Write every line of the material out exactly as shown.

-- BEGIN Task input --

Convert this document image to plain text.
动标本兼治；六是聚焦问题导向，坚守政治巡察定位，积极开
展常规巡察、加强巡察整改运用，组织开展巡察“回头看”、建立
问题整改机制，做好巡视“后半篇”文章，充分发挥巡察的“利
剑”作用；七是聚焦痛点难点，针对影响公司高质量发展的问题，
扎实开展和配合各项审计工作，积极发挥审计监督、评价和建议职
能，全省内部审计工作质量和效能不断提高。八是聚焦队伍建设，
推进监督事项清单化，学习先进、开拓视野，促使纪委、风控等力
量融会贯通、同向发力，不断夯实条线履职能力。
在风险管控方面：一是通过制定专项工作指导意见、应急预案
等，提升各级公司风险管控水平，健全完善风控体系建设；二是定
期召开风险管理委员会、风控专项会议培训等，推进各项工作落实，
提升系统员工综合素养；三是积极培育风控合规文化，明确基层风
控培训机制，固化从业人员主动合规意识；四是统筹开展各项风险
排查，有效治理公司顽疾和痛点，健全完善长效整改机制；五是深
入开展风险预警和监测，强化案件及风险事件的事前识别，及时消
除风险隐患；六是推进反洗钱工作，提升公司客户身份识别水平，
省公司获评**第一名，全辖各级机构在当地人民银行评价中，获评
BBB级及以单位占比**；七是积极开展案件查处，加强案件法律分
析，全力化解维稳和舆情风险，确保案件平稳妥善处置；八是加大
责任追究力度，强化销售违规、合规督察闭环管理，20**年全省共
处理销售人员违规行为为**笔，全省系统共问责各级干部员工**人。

-- END Task input --

* _Finished answer_
Convert this document image to plain text.
动标本兼治；六是聚焦问题导向，坚守政治巡察定位，积极开
展常规巡察、加强巡察整改运用，组织开展巡察“回头看”、建立
问题整改机制，做好巡视“后半篇”文章，充分发挥巡察的“利
剑”作用；七是聚焦痛点难点，针对影响公司高质量发展的问题，
扎实开展和配合各项审计工作，积极发挥审计监督、评价和建议职
能，全省内部审计工作质量和效能不断提高。八是聚焦队伍建设，
推进监督事项清单化，学习先进、开拓视野，促使纪委、风控等力
量融会贯通、同向发力，不断夯实条线履职能力。
在风险管控方面：一是通过制定专项工作指导意见、应急预案
等，提升各级公司风险管控水平，健全完善风控体系建设；二是定
期召开风险管理委员会、风控专项会议培训等，推进各项工作落实，
提升系统员工综合素养；三是积极培育风控合规文化，明确基层风
控培训机制，固化从业人员主动合规意识；四是统筹开展各项风险
排查，有效治理公司顽疾和痛点，健全完善长效整改机制；五是深
入开展风险预警和监测，强化案件及风险事件的事前识别，及时消
除风险隐患；六是推进反洗钱工作，提升公司客户身份识别水平，
省公司获评**第一名，全辖各级机构在当地人民银行评价中，获评
BBB级及以单位占比**；七是积极开展案件查处，加强案件法律分
析，全力化解维稳和舆情风险，确保案件平稳妥善处置；八是加大
责任追究力度，强化销售违规、合规督察闭环管理，20**年全省共
处理销售人员违规行为为**笔，全省系统共问责各级干部员工**人。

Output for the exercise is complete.